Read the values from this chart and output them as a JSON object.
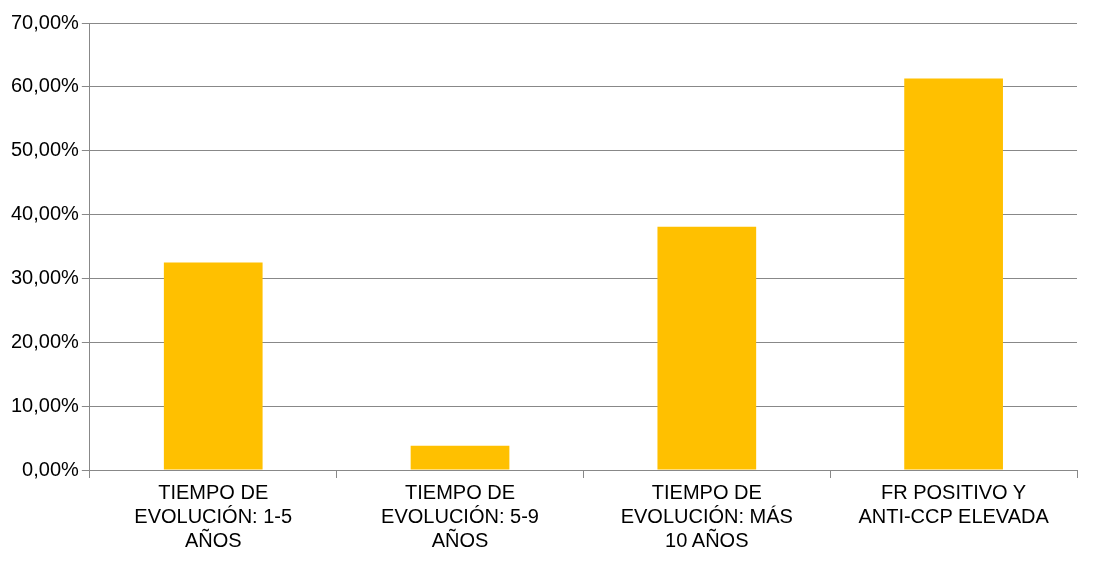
{
  "chart_data": {
    "type": "bar",
    "categories": [
      "TIEMPO DE EVOLUCIÓN: 1-5 AÑOS",
      "TIEMPO DE EVOLUCIÓN: 5-9 AÑOS",
      "TIEMPO DE EVOLUCIÓN: MÁS 10 AÑOS",
      "FR POSITIVO Y ANTI-CCP ELEVADA"
    ],
    "values": [
      32.5,
      3.8,
      38.1,
      61.3
    ],
    "color": "#ffc000",
    "ylim": [
      0,
      70
    ],
    "yticks": [
      {
        "value": 0,
        "label": "0,00%"
      },
      {
        "value": 10,
        "label": "10,00%"
      },
      {
        "value": 20,
        "label": "20,00%"
      },
      {
        "value": 30,
        "label": "30,00%"
      },
      {
        "value": 40,
        "label": "40,00%"
      },
      {
        "value": 50,
        "label": "50,00%"
      },
      {
        "value": 60,
        "label": "60,00%"
      },
      {
        "value": 70,
        "label": "70,00%"
      }
    ],
    "grid": "y",
    "legend": false
  }
}
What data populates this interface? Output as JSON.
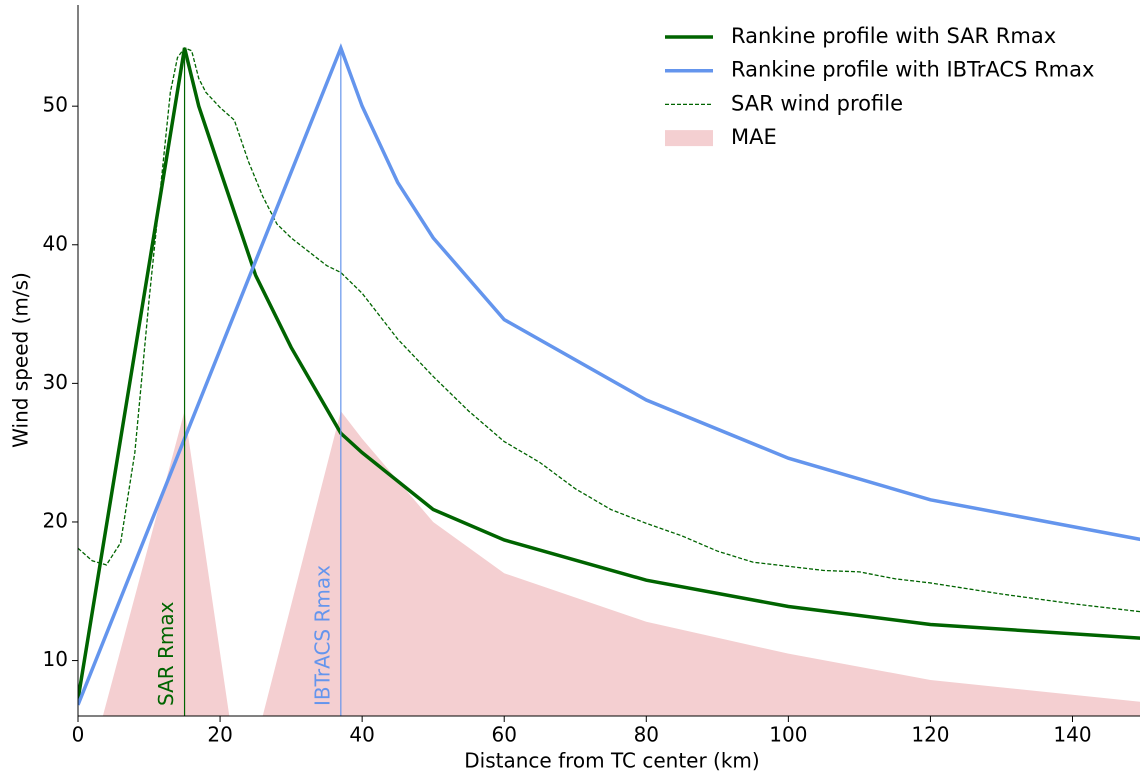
{
  "chart_data": {
    "type": "line",
    "x_label": "Distance from TC center (km)",
    "y_label": "Wind speed (m/s)",
    "xlim": [
      0,
      149.5
    ],
    "ylim": [
      6,
      57.3
    ],
    "xticks": [
      0,
      20,
      40,
      60,
      80,
      100,
      120,
      140
    ],
    "yticks": [
      10,
      20,
      30,
      40,
      50
    ],
    "legend": "upper right",
    "series": [
      {
        "name": "Rankine profile with SAR Rmax",
        "color": "#006400",
        "style": "solid",
        "x": [
          0,
          15,
          17,
          20,
          25,
          30,
          37,
          40,
          50,
          60,
          80,
          100,
          120,
          150
        ],
        "values": [
          7.2,
          54.2,
          50,
          45.4,
          37.8,
          32.6,
          26.4,
          25,
          20.9,
          18.7,
          15.8,
          13.9,
          12.6,
          11.6
        ]
      },
      {
        "name": "Rankine profile with IBTrACS Rmax",
        "color": "#6495ed",
        "style": "solid",
        "x": [
          0,
          37,
          40,
          45,
          50,
          60,
          80,
          100,
          120,
          150
        ],
        "values": [
          6.8,
          54.2,
          50,
          44.5,
          40.5,
          34.6,
          28.8,
          24.6,
          21.6,
          18.7
        ]
      },
      {
        "name": "SAR wind profile",
        "color": "#006400",
        "style": "dashed",
        "x": [
          0,
          2,
          4,
          6,
          8,
          10,
          12,
          13,
          14,
          15,
          16,
          17,
          18,
          20,
          22,
          24,
          26,
          28,
          30,
          35,
          37,
          40,
          45,
          50,
          55,
          60,
          65,
          70,
          75,
          80,
          85,
          90,
          95,
          100,
          105,
          110,
          115,
          120,
          130,
          140,
          150
        ],
        "values": [
          18.1,
          17.2,
          16.9,
          18.5,
          25,
          36,
          46,
          51,
          53.5,
          54.2,
          54,
          52,
          51,
          49.9,
          49,
          46,
          43.5,
          41.5,
          40.5,
          38.5,
          38,
          36.5,
          33.2,
          30.5,
          28,
          25.8,
          24.3,
          22.4,
          20.9,
          19.9,
          19,
          17.9,
          17.1,
          16.8,
          16.5,
          16.4,
          15.9,
          15.6,
          14.8,
          14.1,
          13.5
        ]
      },
      {
        "name": "MAE",
        "color": "#f4cfd1",
        "style": "fill",
        "x": [
          3.5,
          15,
          21.3,
          null,
          26,
          37,
          40,
          50,
          60,
          80,
          100,
          120,
          150
        ],
        "values": [
          6,
          28,
          6,
          null,
          6,
          28,
          26,
          20,
          16.3,
          12.8,
          10.5,
          8.6,
          7
        ]
      }
    ],
    "annotations": [
      {
        "text": "SAR Rmax",
        "x": 15,
        "ymax": 54.2,
        "color": "#006400"
      },
      {
        "text": "IBTrACS Rmax",
        "x": 37,
        "ymax": 54.2,
        "color": "#6495ed"
      }
    ]
  }
}
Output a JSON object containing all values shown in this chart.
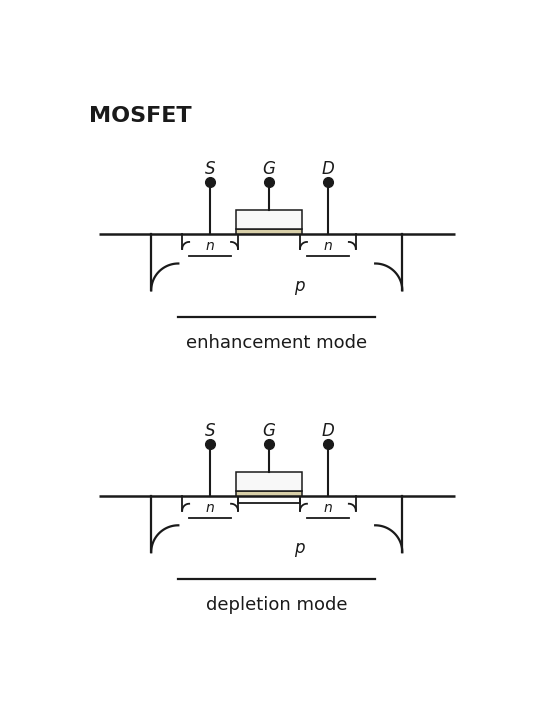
{
  "title": "MOSFET",
  "title_fontsize": 16,
  "title_fontweight": "bold",
  "label_enhancement": "enhancement mode",
  "label_depletion": "depletion mode",
  "label_fontsize": 13,
  "bg_color": "#ffffff",
  "line_color": "#1a1a1a",
  "gate_oxide_color": "#d8cfa8",
  "gate_box_color": "#f8f8f8",
  "dot_size": 7,
  "lw": 1.3,
  "fig_w": 5.4,
  "fig_h": 7.2,
  "dpi": 100
}
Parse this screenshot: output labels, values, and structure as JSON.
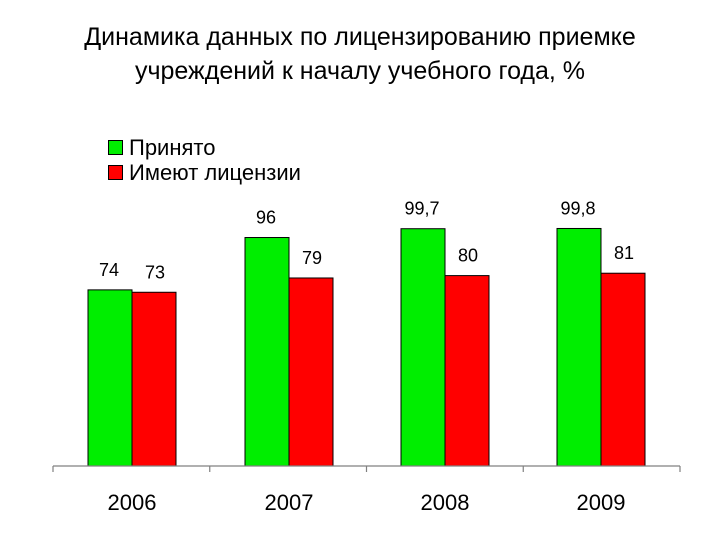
{
  "chart_data": {
    "type": "bar",
    "title": "Динамика данных по лицензированию приемке учреждений к началу учебного года, %",
    "title_lines": [
      "Динамика данных по лицензированию приемке",
      "учреждений к началу учебного года, %"
    ],
    "xlabel": "",
    "ylabel": "",
    "categories": [
      "2006",
      "2007",
      "2008",
      "2009"
    ],
    "series": [
      {
        "name": "Принято",
        "color": "#00ee00",
        "values": [
          74,
          96,
          99.7,
          99.8
        ],
        "labels": [
          "74",
          "96",
          "99,7",
          "99,8"
        ]
      },
      {
        "name": "Имеют лицензии",
        "color": "#ff0000",
        "values": [
          73,
          79,
          80,
          81
        ],
        "labels": [
          "73",
          "79",
          "80",
          "81"
        ]
      }
    ],
    "ylim": [
      0,
      100
    ],
    "grid": false,
    "y_axis_visible": false,
    "legend_position": "top-left"
  }
}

▸ Required task:
Output each line exactly; omit every picture.

▸ Task solution:
Read the values from this chart and output them as a JSON object.
{
  "chart_data": {
    "type": "bar",
    "categories": [
      "TIEMPO DE EVOLUCIÓN: 1-5 AÑOS",
      "TIEMPO DE EVOLUCIÓN: 5-9 AÑOS",
      "TIEMPO DE EVOLUCIÓN: MÁS 10 AÑOS",
      "FR POSITIVO Y ANTI-CCP ELEVADA"
    ],
    "values": [
      32.5,
      3.8,
      38.1,
      61.3
    ],
    "color": "#ffc000",
    "ylim": [
      0,
      70
    ],
    "yticks": [
      {
        "value": 0,
        "label": "0,00%"
      },
      {
        "value": 10,
        "label": "10,00%"
      },
      {
        "value": 20,
        "label": "20,00%"
      },
      {
        "value": 30,
        "label": "30,00%"
      },
      {
        "value": 40,
        "label": "40,00%"
      },
      {
        "value": 50,
        "label": "50,00%"
      },
      {
        "value": 60,
        "label": "60,00%"
      },
      {
        "value": 70,
        "label": "70,00%"
      }
    ],
    "grid": "y",
    "legend": false
  }
}
What data populates this interface? Output as JSON.
{
  "chart_data": {
    "type": "line",
    "x_label": "Distance from TC center (km)",
    "y_label": "Wind speed (m/s)",
    "xlim": [
      0,
      149.5
    ],
    "ylim": [
      6,
      57.3
    ],
    "xticks": [
      0,
      20,
      40,
      60,
      80,
      100,
      120,
      140
    ],
    "yticks": [
      10,
      20,
      30,
      40,
      50
    ],
    "legend": "upper right",
    "series": [
      {
        "name": "Rankine profile with SAR Rmax",
        "color": "#006400",
        "style": "solid",
        "x": [
          0,
          15,
          17,
          20,
          25,
          30,
          37,
          40,
          50,
          60,
          80,
          100,
          120,
          150
        ],
        "values": [
          7.2,
          54.2,
          50,
          45.4,
          37.8,
          32.6,
          26.4,
          25,
          20.9,
          18.7,
          15.8,
          13.9,
          12.6,
          11.6
        ]
      },
      {
        "name": "Rankine profile with IBTrACS Rmax",
        "color": "#6495ed",
        "style": "solid",
        "x": [
          0,
          37,
          40,
          45,
          50,
          60,
          80,
          100,
          120,
          150
        ],
        "values": [
          6.8,
          54.2,
          50,
          44.5,
          40.5,
          34.6,
          28.8,
          24.6,
          21.6,
          18.7
        ]
      },
      {
        "name": "SAR wind profile",
        "color": "#006400",
        "style": "dashed",
        "x": [
          0,
          2,
          4,
          6,
          8,
          10,
          12,
          13,
          14,
          15,
          16,
          17,
          18,
          20,
          22,
          24,
          26,
          28,
          30,
          35,
          37,
          40,
          45,
          50,
          55,
          60,
          65,
          70,
          75,
          80,
          85,
          90,
          95,
          100,
          105,
          110,
          115,
          120,
          130,
          140,
          150
        ],
        "values": [
          18.1,
          17.2,
          16.9,
          18.5,
          25,
          36,
          46,
          51,
          53.5,
          54.2,
          54,
          52,
          51,
          49.9,
          49,
          46,
          43.5,
          41.5,
          40.5,
          38.5,
          38,
          36.5,
          33.2,
          30.5,
          28,
          25.8,
          24.3,
          22.4,
          20.9,
          19.9,
          19,
          17.9,
          17.1,
          16.8,
          16.5,
          16.4,
          15.9,
          15.6,
          14.8,
          14.1,
          13.5
        ]
      },
      {
        "name": "MAE",
        "color": "#f4cfd1",
        "style": "fill",
        "x": [
          3.5,
          15,
          21.3,
          null,
          26,
          37,
          40,
          50,
          60,
          80,
          100,
          120,
          150
        ],
        "values": [
          6,
          28,
          6,
          null,
          6,
          28,
          26,
          20,
          16.3,
          12.8,
          10.5,
          8.6,
          7
        ]
      }
    ],
    "annotations": [
      {
        "text": "SAR Rmax",
        "x": 15,
        "ymax": 54.2,
        "color": "#006400"
      },
      {
        "text": "IBTrACS Rmax",
        "x": 37,
        "ymax": 54.2,
        "color": "#6495ed"
      }
    ]
  }
}
Output a JSON object containing all values shown in this chart.
{
  "title": "MOSFET",
  "title_fontsize": 16,
  "title_fontweight": "bold",
  "label_enhancement": "enhancement mode",
  "label_depletion": "depletion mode",
  "label_fontsize": 13,
  "bg_color": "#ffffff",
  "line_color": "#1a1a1a",
  "gate_oxide_color": "#d8cfa8",
  "gate_box_color": "#f8f8f8",
  "dot_size": 7,
  "lw": 1.3,
  "fig_w": 5.4,
  "fig_h": 7.2,
  "dpi": 100
}
Parse this screenshot: output labels, values, and structure as JSON.
{
  "chart_data": {
    "type": "bar",
    "title": "Динамика данных по лицензированию приемке учреждений к началу учебного года, %",
    "title_lines": [
      "Динамика данных по лицензированию приемке",
      "учреждений к началу учебного года, %"
    ],
    "xlabel": "",
    "ylabel": "",
    "categories": [
      "2006",
      "2007",
      "2008",
      "2009"
    ],
    "series": [
      {
        "name": "Принято",
        "color": "#00ee00",
        "values": [
          74,
          96,
          99.7,
          99.8
        ],
        "labels": [
          "74",
          "96",
          "99,7",
          "99,8"
        ]
      },
      {
        "name": "Имеют лицензии",
        "color": "#ff0000",
        "values": [
          73,
          79,
          80,
          81
        ],
        "labels": [
          "73",
          "79",
          "80",
          "81"
        ]
      }
    ],
    "ylim": [
      0,
      100
    ],
    "grid": false,
    "y_axis_visible": false,
    "legend_position": "top-left"
  }
}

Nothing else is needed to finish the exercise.